Saved data entries:
*-*-*

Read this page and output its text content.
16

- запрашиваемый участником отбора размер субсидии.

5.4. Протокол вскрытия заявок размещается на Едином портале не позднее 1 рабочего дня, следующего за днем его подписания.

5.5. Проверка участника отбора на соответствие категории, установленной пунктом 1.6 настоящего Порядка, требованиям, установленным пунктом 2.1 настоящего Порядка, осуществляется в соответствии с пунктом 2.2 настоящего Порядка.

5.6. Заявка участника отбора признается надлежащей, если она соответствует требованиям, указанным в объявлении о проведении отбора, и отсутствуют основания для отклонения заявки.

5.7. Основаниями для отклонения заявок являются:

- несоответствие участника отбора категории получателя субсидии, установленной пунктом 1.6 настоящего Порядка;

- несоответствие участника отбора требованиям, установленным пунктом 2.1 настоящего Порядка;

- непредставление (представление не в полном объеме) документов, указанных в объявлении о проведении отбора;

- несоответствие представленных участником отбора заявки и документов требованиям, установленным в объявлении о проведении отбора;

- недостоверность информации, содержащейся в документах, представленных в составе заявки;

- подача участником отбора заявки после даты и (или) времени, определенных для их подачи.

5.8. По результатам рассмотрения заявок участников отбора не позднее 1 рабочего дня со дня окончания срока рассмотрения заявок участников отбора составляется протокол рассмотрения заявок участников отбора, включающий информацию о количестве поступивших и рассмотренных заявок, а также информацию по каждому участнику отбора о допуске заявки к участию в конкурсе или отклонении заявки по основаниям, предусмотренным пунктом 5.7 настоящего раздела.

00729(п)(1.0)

*-*-*

* **Stated goal**
Return every line in the listing that contains the word "требованиям".

* **Task response**
5.5. Проверка участника отбора на соответствие категории, установленной пунктом 1.6 настоящего Порядка, требованиям, установленным пунктом 2.1 настоящего Порядка, осуществляется в соответствии с пунктом 2.2 настоящего Порядка.
5.6. Заявка участника отбора признается надлежащей, если она соответствует требованиям, указанным в объявлении о проведении отбора, и отсутствуют основания для отклонения заявки.
- несоответствие участника отбора требованиям, установленным пунктом 2.1 настоящего Порядка;
- несоответствие представленных участником отбора заявки и документов требованиям, установленным в объявлении о проведении отбора;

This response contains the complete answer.